Collection entries:
● ● ●
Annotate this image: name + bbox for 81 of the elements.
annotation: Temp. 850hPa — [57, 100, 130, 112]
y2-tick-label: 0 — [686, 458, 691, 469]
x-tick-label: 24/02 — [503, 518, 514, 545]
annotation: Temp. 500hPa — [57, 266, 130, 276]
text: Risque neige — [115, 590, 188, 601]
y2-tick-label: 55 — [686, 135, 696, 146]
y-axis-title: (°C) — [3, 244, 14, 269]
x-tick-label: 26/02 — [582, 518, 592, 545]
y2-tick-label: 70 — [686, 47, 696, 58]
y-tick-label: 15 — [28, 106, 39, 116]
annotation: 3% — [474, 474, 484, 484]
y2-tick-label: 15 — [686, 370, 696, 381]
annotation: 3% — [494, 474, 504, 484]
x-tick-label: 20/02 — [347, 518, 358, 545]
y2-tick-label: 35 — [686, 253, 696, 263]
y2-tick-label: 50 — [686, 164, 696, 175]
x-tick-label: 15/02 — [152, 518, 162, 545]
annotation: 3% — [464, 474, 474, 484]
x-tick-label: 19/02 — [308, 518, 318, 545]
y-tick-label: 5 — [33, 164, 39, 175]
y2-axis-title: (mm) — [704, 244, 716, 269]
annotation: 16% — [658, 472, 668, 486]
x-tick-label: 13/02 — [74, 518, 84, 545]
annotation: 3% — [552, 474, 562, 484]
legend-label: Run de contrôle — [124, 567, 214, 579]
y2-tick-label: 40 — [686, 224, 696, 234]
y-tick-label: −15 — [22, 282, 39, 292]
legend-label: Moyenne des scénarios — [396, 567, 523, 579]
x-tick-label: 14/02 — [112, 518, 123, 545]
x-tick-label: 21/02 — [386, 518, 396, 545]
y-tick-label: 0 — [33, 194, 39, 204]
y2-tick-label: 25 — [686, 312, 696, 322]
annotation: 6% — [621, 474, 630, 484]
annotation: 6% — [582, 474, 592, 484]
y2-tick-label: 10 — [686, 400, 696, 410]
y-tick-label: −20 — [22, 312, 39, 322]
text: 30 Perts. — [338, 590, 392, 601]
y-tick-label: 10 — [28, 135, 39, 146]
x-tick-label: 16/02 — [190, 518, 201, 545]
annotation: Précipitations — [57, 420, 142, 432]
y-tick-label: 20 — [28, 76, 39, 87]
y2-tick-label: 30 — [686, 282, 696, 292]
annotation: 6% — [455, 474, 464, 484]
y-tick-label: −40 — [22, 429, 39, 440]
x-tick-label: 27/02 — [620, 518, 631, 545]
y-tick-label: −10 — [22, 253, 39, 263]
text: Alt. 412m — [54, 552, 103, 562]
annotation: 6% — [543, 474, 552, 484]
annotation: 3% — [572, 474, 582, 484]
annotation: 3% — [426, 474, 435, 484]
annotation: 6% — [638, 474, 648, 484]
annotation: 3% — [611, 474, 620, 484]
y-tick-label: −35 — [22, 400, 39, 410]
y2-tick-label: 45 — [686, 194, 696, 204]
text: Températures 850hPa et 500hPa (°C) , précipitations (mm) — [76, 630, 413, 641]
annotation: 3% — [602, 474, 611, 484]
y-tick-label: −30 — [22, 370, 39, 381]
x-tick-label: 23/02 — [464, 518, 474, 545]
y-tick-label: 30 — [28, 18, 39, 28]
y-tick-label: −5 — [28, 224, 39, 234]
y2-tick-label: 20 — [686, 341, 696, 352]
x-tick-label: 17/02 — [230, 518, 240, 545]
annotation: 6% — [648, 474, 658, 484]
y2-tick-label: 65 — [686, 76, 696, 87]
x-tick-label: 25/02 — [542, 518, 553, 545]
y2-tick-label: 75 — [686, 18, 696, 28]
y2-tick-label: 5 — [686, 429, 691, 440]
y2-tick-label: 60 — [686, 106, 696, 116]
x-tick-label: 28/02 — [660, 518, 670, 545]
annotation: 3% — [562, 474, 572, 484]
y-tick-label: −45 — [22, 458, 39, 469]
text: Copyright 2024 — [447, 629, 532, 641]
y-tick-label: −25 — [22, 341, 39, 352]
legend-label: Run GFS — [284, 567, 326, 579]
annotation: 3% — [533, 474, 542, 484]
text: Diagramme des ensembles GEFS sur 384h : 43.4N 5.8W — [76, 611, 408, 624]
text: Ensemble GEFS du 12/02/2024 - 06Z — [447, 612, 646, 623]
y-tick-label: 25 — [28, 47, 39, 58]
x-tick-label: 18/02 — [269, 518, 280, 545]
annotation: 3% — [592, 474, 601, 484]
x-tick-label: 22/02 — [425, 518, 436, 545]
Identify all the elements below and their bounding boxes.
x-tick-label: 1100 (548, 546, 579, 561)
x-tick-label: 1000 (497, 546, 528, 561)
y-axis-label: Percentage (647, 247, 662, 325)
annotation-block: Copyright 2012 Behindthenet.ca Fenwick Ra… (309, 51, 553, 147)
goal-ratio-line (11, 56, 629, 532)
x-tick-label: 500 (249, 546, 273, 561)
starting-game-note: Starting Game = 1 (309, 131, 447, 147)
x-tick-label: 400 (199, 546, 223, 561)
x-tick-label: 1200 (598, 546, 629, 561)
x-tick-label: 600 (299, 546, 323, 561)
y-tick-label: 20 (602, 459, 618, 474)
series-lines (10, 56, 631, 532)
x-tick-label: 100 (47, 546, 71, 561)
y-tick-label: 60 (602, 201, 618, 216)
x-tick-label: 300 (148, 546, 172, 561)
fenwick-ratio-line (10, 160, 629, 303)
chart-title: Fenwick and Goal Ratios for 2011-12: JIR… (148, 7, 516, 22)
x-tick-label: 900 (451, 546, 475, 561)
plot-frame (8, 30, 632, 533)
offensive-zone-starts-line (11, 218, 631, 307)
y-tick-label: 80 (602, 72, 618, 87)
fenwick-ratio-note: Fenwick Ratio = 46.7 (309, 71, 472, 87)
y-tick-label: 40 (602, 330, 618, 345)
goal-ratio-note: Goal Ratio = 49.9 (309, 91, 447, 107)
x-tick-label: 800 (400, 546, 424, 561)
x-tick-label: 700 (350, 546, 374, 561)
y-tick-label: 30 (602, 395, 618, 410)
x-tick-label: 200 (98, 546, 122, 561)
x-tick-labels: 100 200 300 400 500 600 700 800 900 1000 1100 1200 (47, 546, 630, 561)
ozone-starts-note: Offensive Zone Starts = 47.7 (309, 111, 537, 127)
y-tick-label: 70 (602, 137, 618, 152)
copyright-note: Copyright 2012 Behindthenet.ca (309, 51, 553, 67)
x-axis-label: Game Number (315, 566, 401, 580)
● ● ●
**Goal**. Pull out every line of the entries above that holds a word beginning with "starts", treating uppercase and lowercase as different.

**The response**.
offensive-zone-starts-line (11, 218, 631, 307)
ozone-starts-note: Offensive Zone Starts = 47.7 (309, 111, 537, 127)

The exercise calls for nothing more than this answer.